The task
Pick out the lines containing "السنن".

Collection entries

::::::

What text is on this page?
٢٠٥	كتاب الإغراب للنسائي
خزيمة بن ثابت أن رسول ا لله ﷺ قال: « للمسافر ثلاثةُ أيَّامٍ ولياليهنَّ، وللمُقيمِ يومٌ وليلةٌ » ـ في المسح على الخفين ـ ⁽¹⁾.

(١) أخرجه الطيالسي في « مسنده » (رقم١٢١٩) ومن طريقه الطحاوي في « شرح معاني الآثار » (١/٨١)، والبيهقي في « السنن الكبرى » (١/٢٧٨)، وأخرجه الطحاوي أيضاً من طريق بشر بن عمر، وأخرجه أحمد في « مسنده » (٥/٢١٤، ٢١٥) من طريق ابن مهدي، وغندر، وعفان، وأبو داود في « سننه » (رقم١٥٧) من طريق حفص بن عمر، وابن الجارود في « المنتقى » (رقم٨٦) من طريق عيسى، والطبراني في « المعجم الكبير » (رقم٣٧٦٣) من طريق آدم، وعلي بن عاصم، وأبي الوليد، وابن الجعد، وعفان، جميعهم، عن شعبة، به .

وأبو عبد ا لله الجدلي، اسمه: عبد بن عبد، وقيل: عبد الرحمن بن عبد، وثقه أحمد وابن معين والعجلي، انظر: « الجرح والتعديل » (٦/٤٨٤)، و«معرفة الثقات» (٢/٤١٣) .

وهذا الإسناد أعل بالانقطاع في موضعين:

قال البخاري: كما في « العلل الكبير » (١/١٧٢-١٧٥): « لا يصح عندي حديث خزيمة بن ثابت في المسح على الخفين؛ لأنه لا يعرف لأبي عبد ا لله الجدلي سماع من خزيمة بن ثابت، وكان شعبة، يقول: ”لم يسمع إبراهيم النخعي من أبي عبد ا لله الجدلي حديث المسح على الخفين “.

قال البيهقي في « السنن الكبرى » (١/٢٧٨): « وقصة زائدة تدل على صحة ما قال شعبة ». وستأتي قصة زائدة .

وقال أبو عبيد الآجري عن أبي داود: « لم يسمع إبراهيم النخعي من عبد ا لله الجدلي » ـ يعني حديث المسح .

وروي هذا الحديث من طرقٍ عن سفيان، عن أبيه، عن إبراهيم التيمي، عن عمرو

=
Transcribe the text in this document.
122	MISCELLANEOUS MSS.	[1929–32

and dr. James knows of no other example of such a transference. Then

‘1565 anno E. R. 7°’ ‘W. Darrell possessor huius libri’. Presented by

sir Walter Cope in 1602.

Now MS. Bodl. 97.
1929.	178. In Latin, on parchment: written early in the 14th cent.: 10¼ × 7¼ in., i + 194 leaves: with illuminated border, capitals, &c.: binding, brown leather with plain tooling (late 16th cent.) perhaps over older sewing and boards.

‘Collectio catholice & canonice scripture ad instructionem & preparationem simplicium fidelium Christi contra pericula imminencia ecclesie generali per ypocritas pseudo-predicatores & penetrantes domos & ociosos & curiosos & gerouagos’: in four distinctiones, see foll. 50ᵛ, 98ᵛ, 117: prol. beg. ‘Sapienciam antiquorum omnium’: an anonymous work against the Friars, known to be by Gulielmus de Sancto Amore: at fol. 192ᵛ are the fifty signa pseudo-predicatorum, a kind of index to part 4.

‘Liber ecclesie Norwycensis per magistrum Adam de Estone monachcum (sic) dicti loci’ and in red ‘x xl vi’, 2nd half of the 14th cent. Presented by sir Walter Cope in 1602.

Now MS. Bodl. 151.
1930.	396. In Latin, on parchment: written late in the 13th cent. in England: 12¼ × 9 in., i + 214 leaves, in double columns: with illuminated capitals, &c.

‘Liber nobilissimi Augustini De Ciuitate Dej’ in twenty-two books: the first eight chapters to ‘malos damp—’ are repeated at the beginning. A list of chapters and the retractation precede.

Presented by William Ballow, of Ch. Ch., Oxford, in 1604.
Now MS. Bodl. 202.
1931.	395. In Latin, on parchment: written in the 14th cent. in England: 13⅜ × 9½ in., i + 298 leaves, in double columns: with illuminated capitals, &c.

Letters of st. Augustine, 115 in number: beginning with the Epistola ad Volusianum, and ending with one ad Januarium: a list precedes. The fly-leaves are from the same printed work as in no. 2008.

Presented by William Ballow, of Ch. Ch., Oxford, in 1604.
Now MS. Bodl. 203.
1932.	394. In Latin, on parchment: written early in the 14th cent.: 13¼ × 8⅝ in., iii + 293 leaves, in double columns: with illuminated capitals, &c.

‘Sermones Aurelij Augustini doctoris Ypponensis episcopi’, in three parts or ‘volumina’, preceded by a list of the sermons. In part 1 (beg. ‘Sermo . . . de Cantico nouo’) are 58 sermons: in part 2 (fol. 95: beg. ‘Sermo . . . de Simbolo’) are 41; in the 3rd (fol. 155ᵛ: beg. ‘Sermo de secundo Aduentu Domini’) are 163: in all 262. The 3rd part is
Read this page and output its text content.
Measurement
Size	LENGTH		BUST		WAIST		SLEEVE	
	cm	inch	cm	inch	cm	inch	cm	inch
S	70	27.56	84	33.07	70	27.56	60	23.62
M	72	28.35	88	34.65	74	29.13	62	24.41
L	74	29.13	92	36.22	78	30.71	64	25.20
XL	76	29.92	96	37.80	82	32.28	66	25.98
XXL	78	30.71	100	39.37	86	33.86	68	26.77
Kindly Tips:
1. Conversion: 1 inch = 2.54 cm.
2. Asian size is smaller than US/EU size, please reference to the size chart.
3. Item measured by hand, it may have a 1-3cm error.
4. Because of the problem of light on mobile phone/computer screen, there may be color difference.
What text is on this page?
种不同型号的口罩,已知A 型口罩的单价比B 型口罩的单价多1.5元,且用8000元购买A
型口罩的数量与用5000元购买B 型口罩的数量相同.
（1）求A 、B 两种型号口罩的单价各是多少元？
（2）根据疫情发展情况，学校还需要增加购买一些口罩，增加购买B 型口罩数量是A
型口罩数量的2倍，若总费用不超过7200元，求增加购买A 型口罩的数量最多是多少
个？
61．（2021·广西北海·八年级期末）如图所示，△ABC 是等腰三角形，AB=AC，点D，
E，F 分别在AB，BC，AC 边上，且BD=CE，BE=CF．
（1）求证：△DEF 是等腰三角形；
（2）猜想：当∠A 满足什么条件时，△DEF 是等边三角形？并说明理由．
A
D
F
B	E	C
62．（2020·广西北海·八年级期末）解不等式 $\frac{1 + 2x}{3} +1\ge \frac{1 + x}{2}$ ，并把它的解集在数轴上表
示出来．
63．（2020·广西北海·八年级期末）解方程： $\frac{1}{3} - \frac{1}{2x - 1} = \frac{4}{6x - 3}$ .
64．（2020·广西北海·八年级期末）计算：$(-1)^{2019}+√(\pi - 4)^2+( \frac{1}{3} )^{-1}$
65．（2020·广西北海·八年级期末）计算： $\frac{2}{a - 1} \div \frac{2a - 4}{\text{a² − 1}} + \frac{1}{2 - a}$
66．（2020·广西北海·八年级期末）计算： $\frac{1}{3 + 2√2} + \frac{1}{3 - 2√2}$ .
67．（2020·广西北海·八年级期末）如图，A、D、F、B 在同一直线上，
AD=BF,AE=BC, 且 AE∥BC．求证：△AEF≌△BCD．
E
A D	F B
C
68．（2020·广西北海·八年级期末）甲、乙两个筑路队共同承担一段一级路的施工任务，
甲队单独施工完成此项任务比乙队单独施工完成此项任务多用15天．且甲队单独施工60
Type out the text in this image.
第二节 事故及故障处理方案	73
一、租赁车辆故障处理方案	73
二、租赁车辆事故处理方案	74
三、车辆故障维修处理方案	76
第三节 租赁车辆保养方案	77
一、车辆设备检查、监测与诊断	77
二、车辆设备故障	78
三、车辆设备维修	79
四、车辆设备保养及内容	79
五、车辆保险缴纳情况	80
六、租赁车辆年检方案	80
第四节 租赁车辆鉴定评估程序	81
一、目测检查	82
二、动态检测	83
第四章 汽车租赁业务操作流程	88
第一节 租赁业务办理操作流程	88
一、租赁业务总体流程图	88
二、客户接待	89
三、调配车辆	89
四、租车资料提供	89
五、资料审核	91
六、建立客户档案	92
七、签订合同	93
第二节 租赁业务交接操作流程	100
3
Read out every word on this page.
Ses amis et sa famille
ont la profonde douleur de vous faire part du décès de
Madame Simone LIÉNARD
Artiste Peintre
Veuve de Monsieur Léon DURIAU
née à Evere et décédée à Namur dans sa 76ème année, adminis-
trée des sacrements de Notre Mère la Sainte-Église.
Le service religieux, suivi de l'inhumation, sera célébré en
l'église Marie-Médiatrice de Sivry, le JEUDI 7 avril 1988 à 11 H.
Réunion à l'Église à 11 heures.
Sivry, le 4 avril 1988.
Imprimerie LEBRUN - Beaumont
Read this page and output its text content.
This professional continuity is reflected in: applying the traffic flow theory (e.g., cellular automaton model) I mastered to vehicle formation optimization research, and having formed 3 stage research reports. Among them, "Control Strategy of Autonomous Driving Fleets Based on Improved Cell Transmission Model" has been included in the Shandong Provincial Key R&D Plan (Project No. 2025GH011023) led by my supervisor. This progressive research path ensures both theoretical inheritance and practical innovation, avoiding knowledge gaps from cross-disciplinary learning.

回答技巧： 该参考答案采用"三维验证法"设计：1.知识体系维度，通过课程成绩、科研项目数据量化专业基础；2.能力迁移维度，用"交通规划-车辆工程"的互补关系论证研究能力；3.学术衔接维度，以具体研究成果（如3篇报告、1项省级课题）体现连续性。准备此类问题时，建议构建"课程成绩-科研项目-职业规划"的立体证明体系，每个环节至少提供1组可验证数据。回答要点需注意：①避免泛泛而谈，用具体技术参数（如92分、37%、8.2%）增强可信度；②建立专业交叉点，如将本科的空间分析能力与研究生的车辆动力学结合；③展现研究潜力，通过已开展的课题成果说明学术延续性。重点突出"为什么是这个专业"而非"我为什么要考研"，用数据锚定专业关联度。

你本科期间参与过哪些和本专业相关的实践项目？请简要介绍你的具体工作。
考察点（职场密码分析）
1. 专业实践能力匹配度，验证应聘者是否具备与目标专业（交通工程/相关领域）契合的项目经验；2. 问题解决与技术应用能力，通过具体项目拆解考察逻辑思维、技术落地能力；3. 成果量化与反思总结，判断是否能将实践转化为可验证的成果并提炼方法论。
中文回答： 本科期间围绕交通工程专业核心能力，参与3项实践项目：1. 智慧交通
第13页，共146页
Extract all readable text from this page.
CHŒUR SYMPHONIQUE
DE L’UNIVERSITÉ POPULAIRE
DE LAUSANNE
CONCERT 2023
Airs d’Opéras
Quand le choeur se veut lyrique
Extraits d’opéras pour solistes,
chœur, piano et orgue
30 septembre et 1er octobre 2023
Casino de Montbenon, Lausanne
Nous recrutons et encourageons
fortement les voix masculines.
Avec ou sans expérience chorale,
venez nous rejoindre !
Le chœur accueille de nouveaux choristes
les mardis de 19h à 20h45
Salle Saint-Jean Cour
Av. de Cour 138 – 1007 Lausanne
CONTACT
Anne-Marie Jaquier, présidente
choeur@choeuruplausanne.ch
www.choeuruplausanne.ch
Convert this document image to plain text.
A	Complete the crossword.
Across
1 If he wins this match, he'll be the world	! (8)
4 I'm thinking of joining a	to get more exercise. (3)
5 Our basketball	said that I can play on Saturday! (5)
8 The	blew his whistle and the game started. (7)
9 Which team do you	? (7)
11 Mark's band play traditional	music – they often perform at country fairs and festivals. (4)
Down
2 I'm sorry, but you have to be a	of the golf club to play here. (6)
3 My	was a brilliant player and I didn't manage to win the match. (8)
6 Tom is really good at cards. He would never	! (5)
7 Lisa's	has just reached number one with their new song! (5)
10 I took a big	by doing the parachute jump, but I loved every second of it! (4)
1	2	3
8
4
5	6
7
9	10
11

::::::

Solution for this problem
(١) أخرجه الطيالسي في « مسنده » (رقم١٢١٩) ومن طريقه الطحاوي في « شرح معاني الآثار » (١/٨١)، والبيهقي في « السنن الكبرى » (١/٢٧٨)، وأخرجه الطحاوي أيضاً من طريق بشر بن عمر، وأخرجه أحمد في « مسنده » (٥/٢١٤، ٢١٥) من طريق ابن مهدي، وغندر، وعفان، وأبو داود في « سننه » (رقم١٥٧) من طريق حفص بن عمر، وابن الجارود في « المنتقى » (رقم٨٦) من طريق عيسى، والطبراني في « المعجم الكبير » (رقم٣٧٦٣) من طريق آدم، وعلي بن عاصم، وأبي الوليد، وابن الجعد، وعفان، جميعهم، عن شعبة، به .
قال البيهقي في « السنن الكبرى » (١/٢٧٨): « وقصة زائدة تدل على صحة ما قال شعبة ». وستأتي قصة زائدة .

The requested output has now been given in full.